[Raw records]

━━━━━━━━━━━━━━━━━━━━

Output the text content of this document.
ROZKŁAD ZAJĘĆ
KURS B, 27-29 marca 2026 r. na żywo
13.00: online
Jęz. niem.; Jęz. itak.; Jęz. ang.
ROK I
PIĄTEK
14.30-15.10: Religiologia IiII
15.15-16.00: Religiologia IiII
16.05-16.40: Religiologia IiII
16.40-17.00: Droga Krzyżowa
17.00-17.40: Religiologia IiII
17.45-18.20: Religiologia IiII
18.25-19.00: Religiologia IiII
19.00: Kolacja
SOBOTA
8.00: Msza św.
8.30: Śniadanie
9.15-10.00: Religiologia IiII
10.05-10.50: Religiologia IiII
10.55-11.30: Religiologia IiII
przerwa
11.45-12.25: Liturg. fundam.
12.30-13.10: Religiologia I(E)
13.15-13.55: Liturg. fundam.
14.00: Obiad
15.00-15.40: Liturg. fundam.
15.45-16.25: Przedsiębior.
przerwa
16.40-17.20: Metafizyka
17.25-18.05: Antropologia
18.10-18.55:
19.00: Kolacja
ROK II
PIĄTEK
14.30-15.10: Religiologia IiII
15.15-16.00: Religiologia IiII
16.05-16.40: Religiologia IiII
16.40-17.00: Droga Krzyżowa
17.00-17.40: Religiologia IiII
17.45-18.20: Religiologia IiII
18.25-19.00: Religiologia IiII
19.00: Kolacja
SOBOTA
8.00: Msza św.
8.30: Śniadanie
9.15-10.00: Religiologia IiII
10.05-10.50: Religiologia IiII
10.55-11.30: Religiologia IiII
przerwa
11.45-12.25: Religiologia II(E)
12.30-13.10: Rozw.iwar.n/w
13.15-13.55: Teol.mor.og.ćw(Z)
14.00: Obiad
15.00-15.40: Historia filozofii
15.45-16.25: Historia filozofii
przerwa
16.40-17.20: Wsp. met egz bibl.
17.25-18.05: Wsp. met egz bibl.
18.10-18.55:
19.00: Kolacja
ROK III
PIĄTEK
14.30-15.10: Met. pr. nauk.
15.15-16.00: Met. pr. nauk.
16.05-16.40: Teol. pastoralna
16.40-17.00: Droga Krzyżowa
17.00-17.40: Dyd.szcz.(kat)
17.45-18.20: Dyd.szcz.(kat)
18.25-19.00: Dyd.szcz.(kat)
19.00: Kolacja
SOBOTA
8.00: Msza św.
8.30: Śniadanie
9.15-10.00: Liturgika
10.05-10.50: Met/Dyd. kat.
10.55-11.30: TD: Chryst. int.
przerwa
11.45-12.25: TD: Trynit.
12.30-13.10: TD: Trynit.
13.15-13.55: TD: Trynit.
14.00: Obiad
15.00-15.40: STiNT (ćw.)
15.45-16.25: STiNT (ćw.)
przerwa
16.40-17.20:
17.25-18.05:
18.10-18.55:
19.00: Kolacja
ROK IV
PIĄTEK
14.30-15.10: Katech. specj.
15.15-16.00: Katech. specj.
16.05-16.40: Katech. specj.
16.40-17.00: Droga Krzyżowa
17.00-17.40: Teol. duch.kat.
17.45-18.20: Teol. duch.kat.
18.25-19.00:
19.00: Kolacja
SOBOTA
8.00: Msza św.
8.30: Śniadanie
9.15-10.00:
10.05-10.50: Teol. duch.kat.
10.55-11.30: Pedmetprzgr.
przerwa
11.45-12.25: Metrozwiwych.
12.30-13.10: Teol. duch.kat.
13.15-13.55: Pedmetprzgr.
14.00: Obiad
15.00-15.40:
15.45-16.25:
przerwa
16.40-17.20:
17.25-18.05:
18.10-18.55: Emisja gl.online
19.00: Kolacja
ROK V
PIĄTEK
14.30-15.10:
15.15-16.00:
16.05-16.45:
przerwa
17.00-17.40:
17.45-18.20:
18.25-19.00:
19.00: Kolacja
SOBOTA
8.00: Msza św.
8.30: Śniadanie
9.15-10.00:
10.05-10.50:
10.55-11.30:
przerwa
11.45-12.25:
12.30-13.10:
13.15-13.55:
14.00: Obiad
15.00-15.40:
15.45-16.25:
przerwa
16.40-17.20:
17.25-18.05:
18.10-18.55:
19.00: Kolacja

━━━━━━━━━━━━━━━━━━━━

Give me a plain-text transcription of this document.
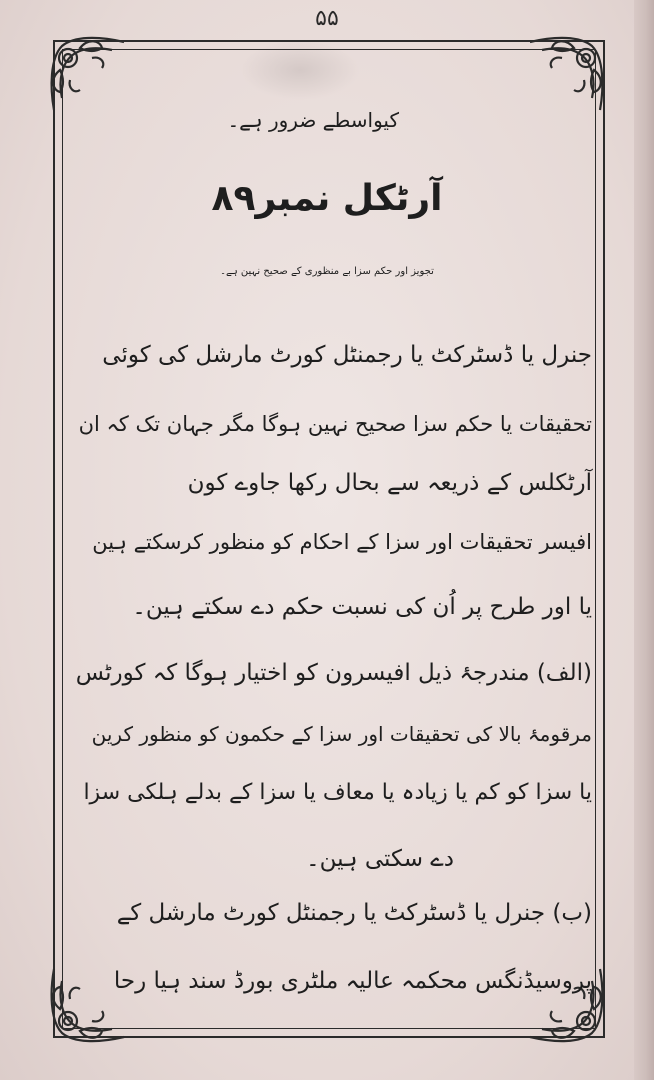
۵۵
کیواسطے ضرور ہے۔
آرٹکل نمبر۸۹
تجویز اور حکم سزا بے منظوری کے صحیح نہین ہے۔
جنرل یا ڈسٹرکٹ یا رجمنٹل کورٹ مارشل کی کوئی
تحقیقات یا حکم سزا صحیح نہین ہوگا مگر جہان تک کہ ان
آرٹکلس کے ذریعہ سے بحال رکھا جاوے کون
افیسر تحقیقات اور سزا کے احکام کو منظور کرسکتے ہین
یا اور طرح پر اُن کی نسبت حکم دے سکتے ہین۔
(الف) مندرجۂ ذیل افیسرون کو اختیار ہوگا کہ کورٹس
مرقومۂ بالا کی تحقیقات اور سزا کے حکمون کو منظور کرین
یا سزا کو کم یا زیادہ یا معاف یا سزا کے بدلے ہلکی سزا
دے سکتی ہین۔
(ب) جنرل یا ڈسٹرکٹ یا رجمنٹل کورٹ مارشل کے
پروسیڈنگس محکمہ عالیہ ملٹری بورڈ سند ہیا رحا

━━━━━━━━━━━━━━━━━━━━

WHAT YOU SHOULD DO: In the entries above, find the lines containing the word "nauk" and say how many there are, with no other words.

FINISHED ANSWER: 2